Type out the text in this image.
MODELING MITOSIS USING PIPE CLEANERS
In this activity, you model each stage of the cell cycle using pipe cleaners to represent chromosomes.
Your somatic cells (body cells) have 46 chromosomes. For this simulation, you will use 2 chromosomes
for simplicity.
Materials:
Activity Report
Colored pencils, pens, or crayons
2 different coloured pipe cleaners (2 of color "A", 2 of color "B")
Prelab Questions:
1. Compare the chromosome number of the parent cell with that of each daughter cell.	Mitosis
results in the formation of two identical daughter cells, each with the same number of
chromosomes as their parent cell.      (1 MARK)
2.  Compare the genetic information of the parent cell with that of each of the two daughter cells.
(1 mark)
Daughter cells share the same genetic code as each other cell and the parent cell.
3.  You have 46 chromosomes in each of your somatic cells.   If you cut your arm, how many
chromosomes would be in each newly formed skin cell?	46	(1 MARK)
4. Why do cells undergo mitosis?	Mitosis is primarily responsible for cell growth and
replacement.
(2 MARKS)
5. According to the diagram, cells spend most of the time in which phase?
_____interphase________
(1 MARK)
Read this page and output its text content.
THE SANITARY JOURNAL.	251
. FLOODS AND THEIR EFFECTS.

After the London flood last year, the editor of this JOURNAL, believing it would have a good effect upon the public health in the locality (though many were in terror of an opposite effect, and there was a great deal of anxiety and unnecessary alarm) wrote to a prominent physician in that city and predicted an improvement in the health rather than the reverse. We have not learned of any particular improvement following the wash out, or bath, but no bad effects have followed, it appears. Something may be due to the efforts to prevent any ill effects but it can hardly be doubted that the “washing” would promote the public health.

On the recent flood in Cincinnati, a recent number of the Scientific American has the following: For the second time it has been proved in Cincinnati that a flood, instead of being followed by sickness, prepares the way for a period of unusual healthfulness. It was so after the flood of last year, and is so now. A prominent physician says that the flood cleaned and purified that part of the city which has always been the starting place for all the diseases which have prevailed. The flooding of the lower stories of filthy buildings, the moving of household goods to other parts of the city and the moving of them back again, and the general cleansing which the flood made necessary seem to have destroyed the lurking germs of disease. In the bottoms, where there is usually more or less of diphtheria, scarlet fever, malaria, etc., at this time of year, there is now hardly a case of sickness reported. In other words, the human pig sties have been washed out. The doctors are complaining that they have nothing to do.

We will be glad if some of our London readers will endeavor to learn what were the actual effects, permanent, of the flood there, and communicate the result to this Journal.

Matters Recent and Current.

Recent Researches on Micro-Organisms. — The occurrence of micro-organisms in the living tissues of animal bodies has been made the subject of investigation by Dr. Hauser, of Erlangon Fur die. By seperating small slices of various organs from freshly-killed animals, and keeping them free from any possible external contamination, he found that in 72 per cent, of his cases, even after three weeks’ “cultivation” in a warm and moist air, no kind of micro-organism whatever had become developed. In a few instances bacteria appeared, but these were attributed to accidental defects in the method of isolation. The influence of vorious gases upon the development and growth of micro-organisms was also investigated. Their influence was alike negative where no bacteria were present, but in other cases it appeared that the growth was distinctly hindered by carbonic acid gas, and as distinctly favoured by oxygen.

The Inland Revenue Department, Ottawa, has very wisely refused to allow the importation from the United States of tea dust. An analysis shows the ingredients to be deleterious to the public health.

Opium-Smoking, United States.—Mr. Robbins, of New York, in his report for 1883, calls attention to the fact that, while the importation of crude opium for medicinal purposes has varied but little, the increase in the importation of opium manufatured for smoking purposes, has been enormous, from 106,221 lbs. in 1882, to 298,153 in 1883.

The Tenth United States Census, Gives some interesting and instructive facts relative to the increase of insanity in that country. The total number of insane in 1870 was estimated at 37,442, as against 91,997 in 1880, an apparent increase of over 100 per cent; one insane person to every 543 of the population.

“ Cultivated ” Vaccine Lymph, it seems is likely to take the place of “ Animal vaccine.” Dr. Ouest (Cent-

——

Exercise directions: The lines above that include "will" should each be listed.

Finished exercise:
Your somatic cells (body cells) have 46 chromosomes. For this simulation, you will use 2 chromosomes
We will be glad if some of our London readers will endeavor to learn what were the actual effects, permanent, of the flood there, and communicate the result to this Journal.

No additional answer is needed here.